> Exercise task: Transcribe the material below exactly as it appears.

> Record list:
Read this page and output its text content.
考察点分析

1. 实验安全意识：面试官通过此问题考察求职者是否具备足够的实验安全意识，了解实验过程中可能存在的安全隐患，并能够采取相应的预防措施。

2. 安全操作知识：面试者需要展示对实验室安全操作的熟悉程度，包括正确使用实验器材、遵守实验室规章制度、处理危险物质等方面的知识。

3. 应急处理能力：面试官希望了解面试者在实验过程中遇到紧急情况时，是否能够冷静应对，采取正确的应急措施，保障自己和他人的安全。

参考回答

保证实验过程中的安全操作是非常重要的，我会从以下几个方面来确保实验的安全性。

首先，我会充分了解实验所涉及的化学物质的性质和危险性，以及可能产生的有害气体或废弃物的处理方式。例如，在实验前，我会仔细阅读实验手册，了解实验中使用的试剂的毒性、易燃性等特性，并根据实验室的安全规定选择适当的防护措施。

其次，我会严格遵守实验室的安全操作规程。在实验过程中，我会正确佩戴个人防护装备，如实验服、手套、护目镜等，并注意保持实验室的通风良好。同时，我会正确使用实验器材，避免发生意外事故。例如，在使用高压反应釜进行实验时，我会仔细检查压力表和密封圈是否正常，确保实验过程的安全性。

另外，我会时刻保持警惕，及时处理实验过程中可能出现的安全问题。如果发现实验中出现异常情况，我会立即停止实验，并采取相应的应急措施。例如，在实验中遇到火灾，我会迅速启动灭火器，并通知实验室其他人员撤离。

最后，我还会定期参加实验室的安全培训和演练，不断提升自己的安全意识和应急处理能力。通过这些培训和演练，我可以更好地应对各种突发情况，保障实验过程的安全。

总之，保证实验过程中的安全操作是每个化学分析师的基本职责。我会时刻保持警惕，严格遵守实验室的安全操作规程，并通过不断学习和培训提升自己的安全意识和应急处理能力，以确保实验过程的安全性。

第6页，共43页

> Exercise output:
Read this page and output its text content.
考察点分析

1. 实验安全意识：面试官通过此问题考察求职者是否具备足够的实验安全意识，了解实验过程中可能存在的安全隐患，并能够采取相应的预防措施。

2. 安全操作知识：面试者需要展示对实验室安全操作的熟悉程度，包括正确使用实验器材、遵守实验室规章制度、处理危险物质等方面的知识。

3. 应急处理能力：面试官希望了解面试者在实验过程中遇到紧急情况时，是否能够冷静应对，采取正确的应急措施，保障自己和他人的安全。

参考回答

保证实验过程中的安全操作是非常重要的，我会从以下几个方面来确保实验的安全性。

首先，我会充分了解实验所涉及的化学物质的性质和危险性，以及可能产生的有害气体或废弃物的处理方式。例如，在实验前，我会仔细阅读实验手册，了解实验中使用的试剂的毒性、易燃性等特性，并根据实验室的安全规定选择适当的防护措施。

其次，我会严格遵守实验室的安全操作规程。在实验过程中，我会正确佩戴个人防护装备，如实验服、手套、护目镜等，并注意保持实验室的通风良好。同时，我会正确使用实验器材，避免发生意外事故。例如，在使用高压反应釜进行实验时，我会仔细检查压力表和密封圈是否正常，确保实验过程的安全性。

另外，我会时刻保持警惕，及时处理实验过程中可能出现的安全问题。如果发现实验中出现异常情况，我会立即停止实验，并采取相应的应急措施。例如，在实验中遇到火灾，我会迅速启动灭火器，并通知实验室其他人员撤离。

最后，我还会定期参加实验室的安全培训和演练，不断提升自己的安全意识和应急处理能力。通过这些培训和演练，我可以更好地应对各种突发情况，保障实验过程的安全。

总之，保证实验过程中的安全操作是每个化学分析师的基本职责。我会时刻保持警惕，严格遵守实验室的安全操作规程，并通过不断学习和培训提升自己的安全意识和应急处理能力，以确保实验过程的安全性。

第6页，共43页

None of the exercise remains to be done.